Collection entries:
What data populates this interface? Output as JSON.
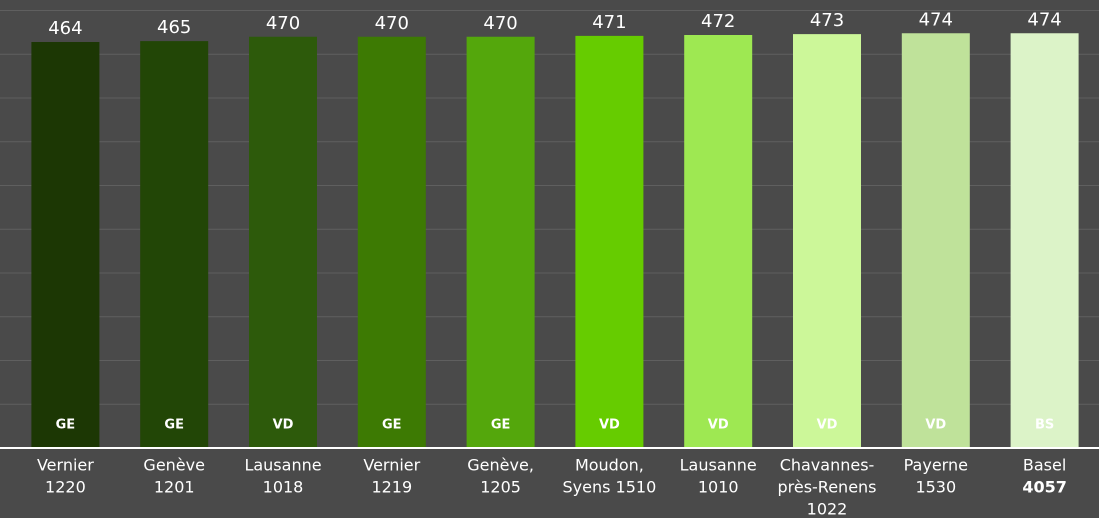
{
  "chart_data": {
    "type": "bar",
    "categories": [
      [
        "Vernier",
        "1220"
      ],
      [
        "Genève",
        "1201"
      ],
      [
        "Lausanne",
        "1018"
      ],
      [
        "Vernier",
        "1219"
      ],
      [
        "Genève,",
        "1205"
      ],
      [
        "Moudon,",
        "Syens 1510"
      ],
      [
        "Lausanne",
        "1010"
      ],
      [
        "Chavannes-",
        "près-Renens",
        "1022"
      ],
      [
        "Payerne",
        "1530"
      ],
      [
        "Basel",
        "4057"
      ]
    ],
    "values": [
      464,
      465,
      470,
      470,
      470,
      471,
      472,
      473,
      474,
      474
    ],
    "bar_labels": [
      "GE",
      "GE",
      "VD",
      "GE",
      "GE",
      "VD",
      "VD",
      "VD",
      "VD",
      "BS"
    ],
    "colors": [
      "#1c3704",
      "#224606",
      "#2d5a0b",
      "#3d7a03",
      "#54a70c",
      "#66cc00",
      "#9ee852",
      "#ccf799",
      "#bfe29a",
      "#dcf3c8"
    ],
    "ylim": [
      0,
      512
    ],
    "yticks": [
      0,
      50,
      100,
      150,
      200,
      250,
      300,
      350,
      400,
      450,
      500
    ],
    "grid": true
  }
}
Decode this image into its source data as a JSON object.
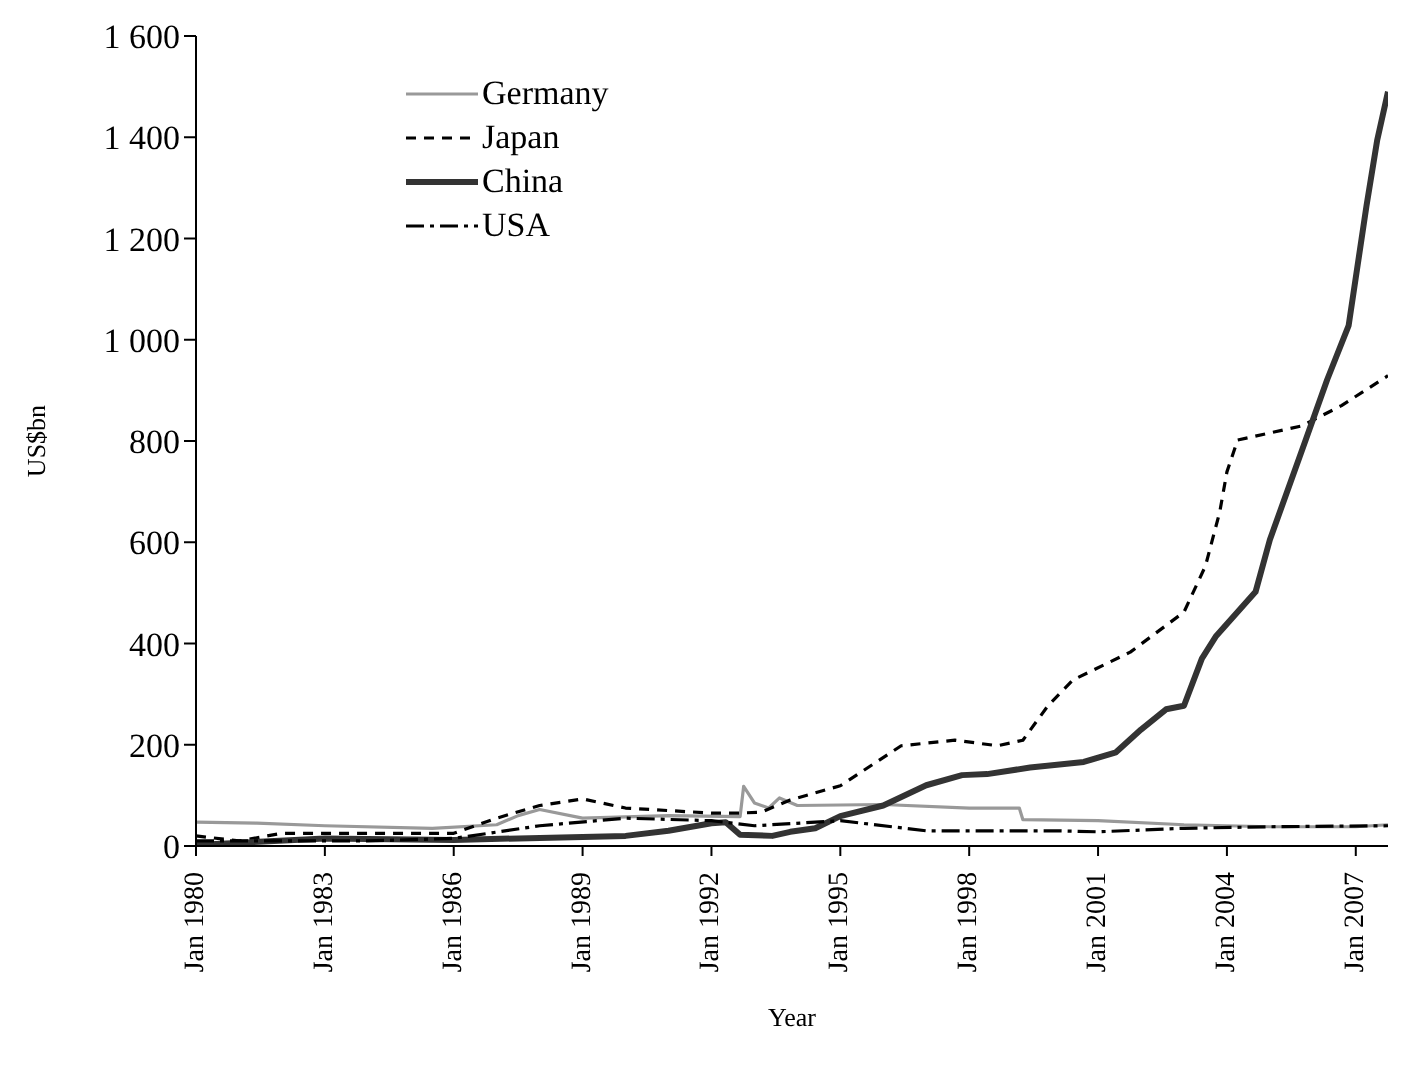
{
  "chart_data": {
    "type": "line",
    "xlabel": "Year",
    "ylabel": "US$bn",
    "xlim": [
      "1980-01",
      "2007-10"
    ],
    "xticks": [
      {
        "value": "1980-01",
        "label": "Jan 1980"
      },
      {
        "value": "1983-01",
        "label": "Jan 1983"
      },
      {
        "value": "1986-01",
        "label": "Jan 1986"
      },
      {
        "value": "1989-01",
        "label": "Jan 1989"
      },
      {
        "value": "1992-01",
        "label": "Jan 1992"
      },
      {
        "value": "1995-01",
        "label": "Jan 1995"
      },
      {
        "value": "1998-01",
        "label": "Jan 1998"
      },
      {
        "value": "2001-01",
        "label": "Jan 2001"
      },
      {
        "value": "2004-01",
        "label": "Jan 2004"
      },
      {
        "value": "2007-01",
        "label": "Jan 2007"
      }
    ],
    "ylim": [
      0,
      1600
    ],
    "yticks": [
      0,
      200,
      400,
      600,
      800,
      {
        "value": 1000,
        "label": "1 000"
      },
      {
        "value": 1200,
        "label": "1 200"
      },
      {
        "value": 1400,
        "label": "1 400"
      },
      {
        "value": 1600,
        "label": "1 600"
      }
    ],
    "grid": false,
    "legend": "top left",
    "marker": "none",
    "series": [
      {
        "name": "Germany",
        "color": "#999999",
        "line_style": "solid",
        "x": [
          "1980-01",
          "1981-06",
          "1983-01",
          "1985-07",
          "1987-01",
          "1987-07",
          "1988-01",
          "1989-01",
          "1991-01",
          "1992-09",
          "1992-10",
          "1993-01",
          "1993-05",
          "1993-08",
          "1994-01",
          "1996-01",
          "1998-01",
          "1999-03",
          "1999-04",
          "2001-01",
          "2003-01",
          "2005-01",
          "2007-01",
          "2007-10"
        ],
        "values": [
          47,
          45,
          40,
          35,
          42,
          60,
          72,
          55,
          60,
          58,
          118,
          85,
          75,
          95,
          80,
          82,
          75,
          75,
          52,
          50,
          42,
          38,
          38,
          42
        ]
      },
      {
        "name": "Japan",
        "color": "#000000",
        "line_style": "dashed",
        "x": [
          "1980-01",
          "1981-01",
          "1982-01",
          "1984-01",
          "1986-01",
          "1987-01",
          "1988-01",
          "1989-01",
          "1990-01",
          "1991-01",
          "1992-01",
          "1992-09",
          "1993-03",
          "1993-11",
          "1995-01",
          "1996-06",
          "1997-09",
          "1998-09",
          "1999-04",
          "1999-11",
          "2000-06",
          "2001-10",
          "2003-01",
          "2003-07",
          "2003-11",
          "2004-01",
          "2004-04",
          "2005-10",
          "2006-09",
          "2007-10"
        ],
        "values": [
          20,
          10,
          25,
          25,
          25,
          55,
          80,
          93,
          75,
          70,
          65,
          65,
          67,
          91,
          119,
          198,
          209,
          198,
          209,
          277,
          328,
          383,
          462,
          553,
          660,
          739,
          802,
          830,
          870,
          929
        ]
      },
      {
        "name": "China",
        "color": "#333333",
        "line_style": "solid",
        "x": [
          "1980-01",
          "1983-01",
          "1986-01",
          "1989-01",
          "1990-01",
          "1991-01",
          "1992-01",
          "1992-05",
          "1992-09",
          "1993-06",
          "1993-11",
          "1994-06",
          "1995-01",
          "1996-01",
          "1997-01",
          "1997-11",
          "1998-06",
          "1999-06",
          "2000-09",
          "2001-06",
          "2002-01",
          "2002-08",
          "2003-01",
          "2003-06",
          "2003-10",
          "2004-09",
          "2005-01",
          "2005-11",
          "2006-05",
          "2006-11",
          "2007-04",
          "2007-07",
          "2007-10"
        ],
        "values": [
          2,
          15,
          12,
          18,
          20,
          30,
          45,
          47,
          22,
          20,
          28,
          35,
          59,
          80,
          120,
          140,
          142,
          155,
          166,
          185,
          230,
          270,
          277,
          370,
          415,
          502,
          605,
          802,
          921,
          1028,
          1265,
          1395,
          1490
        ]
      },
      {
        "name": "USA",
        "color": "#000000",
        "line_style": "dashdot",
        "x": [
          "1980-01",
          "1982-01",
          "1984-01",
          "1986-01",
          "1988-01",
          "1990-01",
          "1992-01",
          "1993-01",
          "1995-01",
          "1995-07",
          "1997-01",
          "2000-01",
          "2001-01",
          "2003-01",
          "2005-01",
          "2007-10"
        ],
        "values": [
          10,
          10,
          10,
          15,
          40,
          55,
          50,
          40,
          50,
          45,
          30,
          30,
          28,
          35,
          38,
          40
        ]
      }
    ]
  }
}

• TASK PROMPT
In the listing, find all lines with the string "this" and copy them.

• EXERCISE ANSWER
What data populates this interface? Output as JSON.
Decode this image into its source data as a JSON object.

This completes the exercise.